Show every line containing "document" by copying it.

Saved data entries:
╔══

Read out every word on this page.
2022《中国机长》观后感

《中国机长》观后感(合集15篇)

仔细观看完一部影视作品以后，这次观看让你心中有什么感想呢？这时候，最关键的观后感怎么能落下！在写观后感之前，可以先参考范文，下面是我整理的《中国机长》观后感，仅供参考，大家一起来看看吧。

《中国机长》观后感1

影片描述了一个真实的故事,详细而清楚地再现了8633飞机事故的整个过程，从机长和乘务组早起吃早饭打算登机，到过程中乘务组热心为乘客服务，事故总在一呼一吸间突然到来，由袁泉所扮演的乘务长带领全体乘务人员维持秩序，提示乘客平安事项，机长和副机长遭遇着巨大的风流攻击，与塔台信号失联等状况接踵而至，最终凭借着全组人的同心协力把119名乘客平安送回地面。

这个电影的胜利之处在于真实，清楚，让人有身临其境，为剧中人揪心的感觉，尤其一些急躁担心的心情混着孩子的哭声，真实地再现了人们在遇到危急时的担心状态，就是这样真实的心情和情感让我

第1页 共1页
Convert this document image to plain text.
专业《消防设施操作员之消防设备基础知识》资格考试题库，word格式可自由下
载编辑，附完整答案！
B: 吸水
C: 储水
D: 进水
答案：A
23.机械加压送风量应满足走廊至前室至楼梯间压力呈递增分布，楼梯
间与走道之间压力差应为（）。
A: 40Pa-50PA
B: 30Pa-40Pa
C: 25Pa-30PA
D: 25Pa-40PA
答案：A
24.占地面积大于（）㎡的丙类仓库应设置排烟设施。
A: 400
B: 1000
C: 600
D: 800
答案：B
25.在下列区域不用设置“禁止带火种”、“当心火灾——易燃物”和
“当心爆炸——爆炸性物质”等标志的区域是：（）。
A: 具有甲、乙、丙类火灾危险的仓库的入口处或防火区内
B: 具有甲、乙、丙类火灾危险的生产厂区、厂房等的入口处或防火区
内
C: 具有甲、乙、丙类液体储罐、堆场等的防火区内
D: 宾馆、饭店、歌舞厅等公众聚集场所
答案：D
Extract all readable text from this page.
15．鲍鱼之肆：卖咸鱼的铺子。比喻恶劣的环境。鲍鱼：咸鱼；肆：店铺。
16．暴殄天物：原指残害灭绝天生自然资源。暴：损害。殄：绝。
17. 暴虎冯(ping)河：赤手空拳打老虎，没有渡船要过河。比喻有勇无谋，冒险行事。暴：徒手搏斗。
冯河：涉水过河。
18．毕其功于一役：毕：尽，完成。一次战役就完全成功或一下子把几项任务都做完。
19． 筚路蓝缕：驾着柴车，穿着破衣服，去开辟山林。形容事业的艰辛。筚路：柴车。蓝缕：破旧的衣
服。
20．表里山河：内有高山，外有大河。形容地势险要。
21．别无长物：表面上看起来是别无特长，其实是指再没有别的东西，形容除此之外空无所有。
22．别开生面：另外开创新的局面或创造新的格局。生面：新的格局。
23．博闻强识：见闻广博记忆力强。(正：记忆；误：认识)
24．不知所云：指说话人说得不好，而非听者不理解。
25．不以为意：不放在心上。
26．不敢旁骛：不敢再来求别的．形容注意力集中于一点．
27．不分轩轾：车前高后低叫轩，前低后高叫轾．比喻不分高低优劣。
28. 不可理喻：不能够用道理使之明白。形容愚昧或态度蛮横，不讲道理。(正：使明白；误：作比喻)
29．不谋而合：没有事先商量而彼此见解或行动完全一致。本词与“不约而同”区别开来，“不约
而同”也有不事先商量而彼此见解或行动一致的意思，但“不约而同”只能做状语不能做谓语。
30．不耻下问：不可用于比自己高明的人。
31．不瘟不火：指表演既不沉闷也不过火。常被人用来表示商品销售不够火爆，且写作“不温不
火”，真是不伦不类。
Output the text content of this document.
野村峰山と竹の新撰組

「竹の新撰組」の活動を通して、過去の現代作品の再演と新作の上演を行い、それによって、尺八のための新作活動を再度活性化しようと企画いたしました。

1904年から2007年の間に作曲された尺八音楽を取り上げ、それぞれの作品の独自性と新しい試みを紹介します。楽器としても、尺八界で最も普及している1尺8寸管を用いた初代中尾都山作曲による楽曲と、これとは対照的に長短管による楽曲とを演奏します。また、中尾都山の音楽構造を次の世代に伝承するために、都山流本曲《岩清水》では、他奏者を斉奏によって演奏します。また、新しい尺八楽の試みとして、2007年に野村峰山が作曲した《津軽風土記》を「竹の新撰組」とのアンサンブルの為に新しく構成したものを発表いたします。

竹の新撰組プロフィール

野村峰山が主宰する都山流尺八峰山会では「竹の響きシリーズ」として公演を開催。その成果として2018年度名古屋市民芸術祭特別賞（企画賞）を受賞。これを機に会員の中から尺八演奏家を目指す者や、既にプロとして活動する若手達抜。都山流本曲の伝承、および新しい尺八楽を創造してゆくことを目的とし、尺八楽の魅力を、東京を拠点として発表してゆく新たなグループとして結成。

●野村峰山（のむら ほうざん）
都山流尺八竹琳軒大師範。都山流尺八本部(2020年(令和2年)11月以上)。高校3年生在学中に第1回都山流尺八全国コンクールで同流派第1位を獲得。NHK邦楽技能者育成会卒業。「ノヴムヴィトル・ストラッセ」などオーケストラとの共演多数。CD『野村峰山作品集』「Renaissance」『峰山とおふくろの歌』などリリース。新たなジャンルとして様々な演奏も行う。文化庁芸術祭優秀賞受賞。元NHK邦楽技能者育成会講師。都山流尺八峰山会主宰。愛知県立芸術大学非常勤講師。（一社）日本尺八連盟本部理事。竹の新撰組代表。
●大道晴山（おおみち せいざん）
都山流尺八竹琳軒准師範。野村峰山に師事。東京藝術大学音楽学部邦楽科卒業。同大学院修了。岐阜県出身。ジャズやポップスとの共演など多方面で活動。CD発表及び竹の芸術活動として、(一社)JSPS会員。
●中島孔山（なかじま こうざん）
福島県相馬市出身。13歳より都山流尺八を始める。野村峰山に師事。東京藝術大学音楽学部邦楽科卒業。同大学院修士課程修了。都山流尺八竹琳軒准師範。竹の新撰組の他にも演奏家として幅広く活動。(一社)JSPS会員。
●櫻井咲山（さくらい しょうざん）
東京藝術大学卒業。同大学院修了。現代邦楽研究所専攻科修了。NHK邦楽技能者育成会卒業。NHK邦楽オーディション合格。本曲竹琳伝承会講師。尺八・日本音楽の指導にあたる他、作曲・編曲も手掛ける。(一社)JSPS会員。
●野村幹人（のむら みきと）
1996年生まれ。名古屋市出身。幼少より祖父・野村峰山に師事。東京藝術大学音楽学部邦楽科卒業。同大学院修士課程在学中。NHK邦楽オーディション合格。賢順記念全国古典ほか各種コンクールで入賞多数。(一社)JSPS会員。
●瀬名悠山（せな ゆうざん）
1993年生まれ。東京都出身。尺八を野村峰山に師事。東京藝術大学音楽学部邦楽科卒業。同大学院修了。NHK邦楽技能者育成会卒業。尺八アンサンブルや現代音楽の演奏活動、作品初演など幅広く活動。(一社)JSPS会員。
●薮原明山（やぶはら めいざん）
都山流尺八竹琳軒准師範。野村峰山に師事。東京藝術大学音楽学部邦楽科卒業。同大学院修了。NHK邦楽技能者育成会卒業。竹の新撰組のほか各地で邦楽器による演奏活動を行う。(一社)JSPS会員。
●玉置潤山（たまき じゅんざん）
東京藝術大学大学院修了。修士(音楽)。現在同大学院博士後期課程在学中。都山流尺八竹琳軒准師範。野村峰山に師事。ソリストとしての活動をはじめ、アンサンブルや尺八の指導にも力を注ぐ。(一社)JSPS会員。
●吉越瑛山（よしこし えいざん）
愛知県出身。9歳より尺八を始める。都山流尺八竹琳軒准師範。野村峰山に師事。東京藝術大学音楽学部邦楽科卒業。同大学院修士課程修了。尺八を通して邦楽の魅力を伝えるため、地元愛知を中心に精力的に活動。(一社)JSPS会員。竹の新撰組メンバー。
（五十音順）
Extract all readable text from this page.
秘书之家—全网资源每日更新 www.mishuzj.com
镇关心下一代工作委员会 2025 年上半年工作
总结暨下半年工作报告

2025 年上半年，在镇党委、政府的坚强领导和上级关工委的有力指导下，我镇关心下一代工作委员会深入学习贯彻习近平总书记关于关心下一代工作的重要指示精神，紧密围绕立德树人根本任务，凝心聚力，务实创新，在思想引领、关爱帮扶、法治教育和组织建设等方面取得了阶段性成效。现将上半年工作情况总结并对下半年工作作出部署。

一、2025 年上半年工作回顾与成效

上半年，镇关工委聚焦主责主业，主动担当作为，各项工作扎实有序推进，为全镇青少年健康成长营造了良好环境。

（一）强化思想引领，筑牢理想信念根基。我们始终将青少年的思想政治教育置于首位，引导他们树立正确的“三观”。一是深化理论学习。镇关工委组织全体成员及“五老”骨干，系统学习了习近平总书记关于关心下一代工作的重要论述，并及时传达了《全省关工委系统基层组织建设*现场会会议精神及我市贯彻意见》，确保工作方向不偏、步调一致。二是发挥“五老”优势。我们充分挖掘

╚══

* [Output of the task]
Convert this document image to plain text.
Output the text content of this document.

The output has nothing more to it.